> **Directions**
Skip the images and return the records below exactly.

> **Dataset records**

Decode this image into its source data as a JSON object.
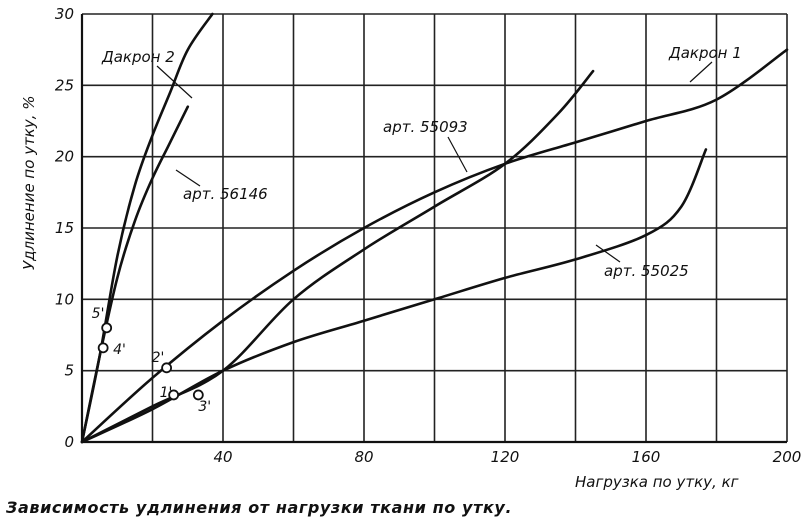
{
  "caption": "Зависимость удлинения от нагрузки ткани по утку.",
  "chart_data": {
    "type": "line",
    "xlabel": "Нагрузка по утку, кг",
    "ylabel": "Удлинение по утку, %",
    "xlim": [
      0,
      200
    ],
    "ylim": [
      0,
      30
    ],
    "x_ticks": [
      {
        "value": 40,
        "label": "40"
      },
      {
        "value": 80,
        "label": "80"
      },
      {
        "value": 120,
        "label": "120"
      },
      {
        "value": 160,
        "label": "160"
      },
      {
        "value": 200,
        "label": "200"
      }
    ],
    "y_ticks": [
      {
        "value": 0,
        "label": "0"
      },
      {
        "value": 5,
        "label": "5"
      },
      {
        "value": 10,
        "label": "10"
      },
      {
        "value": 15,
        "label": "15"
      },
      {
        "value": 20,
        "label": "20"
      },
      {
        "value": 25,
        "label": "25"
      },
      {
        "value": 30,
        "label": "30"
      }
    ],
    "grid": true,
    "series": [
      {
        "name": "Дакрон 2",
        "points": [
          [
            0,
            0
          ],
          [
            5,
            6
          ],
          [
            10,
            13
          ],
          [
            15,
            18
          ],
          [
            20,
            21.5
          ],
          [
            25,
            24.5
          ],
          [
            30,
            27.5
          ],
          [
            37,
            30
          ]
        ]
      },
      {
        "name": "арт. 56146",
        "points": [
          [
            0,
            0
          ],
          [
            5,
            6
          ],
          [
            10,
            11.5
          ],
          [
            15,
            15.5
          ],
          [
            20,
            18.5
          ],
          [
            25,
            21
          ],
          [
            30,
            23.5
          ]
        ]
      },
      {
        "name": "Дакрон 1",
        "points": [
          [
            0,
            0
          ],
          [
            20,
            4.5
          ],
          [
            40,
            8.5
          ],
          [
            60,
            12
          ],
          [
            80,
            15
          ],
          [
            100,
            17.5
          ],
          [
            120,
            19.5
          ],
          [
            140,
            21
          ],
          [
            160,
            22.5
          ],
          [
            180,
            24
          ],
          [
            200,
            27.5
          ]
        ]
      },
      {
        "name": "арт. 55093",
        "points": [
          [
            0,
            0
          ],
          [
            20,
            2.5
          ],
          [
            40,
            5
          ],
          [
            60,
            10
          ],
          [
            80,
            13.5
          ],
          [
            100,
            16.5
          ],
          [
            120,
            19.5
          ],
          [
            135,
            23
          ],
          [
            145,
            26
          ]
        ]
      },
      {
        "name": "арт. 55025",
        "points": [
          [
            0,
            0
          ],
          [
            20,
            2.3
          ],
          [
            40,
            5
          ],
          [
            60,
            7
          ],
          [
            80,
            8.5
          ],
          [
            100,
            10
          ],
          [
            120,
            11.5
          ],
          [
            140,
            12.8
          ],
          [
            160,
            14.5
          ],
          [
            170,
            16.5
          ],
          [
            177,
            20.5
          ]
        ]
      }
    ],
    "markers": [
      {
        "label": "1'",
        "x": 26,
        "y": 3.3
      },
      {
        "label": "2'",
        "x": 24,
        "y": 5.2
      },
      {
        "label": "3'",
        "x": 33,
        "y": 3.3
      },
      {
        "label": "4'",
        "x": 6,
        "y": 6.6
      },
      {
        "label": "5'",
        "x": 7,
        "y": 8
      }
    ]
  }
}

> **Correct output**
Decode this image into its source data as a JSON object.
{
  "caption": "Зависимость удлинения от нагрузки ткани по утку.",
  "chart_data": {
    "type": "line",
    "xlabel": "Нагрузка по утку, кг",
    "ylabel": "Удлинение по утку, %",
    "xlim": [
      0,
      200
    ],
    "ylim": [
      0,
      30
    ],
    "x_ticks": [
      {
        "value": 40,
        "label": "40"
      },
      {
        "value": 80,
        "label": "80"
      },
      {
        "value": 120,
        "label": "120"
      },
      {
        "value": 160,
        "label": "160"
      },
      {
        "value": 200,
        "label": "200"
      }
    ],
    "y_ticks": [
      {
        "value": 0,
        "label": "0"
      },
      {
        "value": 5,
        "label": "5"
      },
      {
        "value": 10,
        "label": "10"
      },
      {
        "value": 15,
        "label": "15"
      },
      {
        "value": 20,
        "label": "20"
      },
      {
        "value": 25,
        "label": "25"
      },
      {
        "value": 30,
        "label": "30"
      }
    ],
    "grid": true,
    "series": [
      {
        "name": "Дакрон 2",
        "points": [
          [
            0,
            0
          ],
          [
            5,
            6
          ],
          [
            10,
            13
          ],
          [
            15,
            18
          ],
          [
            20,
            21.5
          ],
          [
            25,
            24.5
          ],
          [
            30,
            27.5
          ],
          [
            37,
            30
          ]
        ]
      },
      {
        "name": "арт. 56146",
        "points": [
          [
            0,
            0
          ],
          [
            5,
            6
          ],
          [
            10,
            11.5
          ],
          [
            15,
            15.5
          ],
          [
            20,
            18.5
          ],
          [
            25,
            21
          ],
          [
            30,
            23.5
          ]
        ]
      },
      {
        "name": "Дакрон 1",
        "points": [
          [
            0,
            0
          ],
          [
            20,
            4.5
          ],
          [
            40,
            8.5
          ],
          [
            60,
            12
          ],
          [
            80,
            15
          ],
          [
            100,
            17.5
          ],
          [
            120,
            19.5
          ],
          [
            140,
            21
          ],
          [
            160,
            22.5
          ],
          [
            180,
            24
          ],
          [
            200,
            27.5
          ]
        ]
      },
      {
        "name": "арт. 55093",
        "points": [
          [
            0,
            0
          ],
          [
            20,
            2.5
          ],
          [
            40,
            5
          ],
          [
            60,
            10
          ],
          [
            80,
            13.5
          ],
          [
            100,
            16.5
          ],
          [
            120,
            19.5
          ],
          [
            135,
            23
          ],
          [
            145,
            26
          ]
        ]
      },
      {
        "name": "арт. 55025",
        "points": [
          [
            0,
            0
          ],
          [
            20,
            2.3
          ],
          [
            40,
            5
          ],
          [
            60,
            7
          ],
          [
            80,
            8.5
          ],
          [
            100,
            10
          ],
          [
            120,
            11.5
          ],
          [
            140,
            12.8
          ],
          [
            160,
            14.5
          ],
          [
            170,
            16.5
          ],
          [
            177,
            20.5
          ]
        ]
      }
    ],
    "markers": [
      {
        "label": "1'",
        "x": 26,
        "y": 3.3
      },
      {
        "label": "2'",
        "x": 24,
        "y": 5.2
      },
      {
        "label": "3'",
        "x": 33,
        "y": 3.3
      },
      {
        "label": "4'",
        "x": 6,
        "y": 6.6
      },
      {
        "label": "5'",
        "x": 7,
        "y": 8
      }
    ]
  }
}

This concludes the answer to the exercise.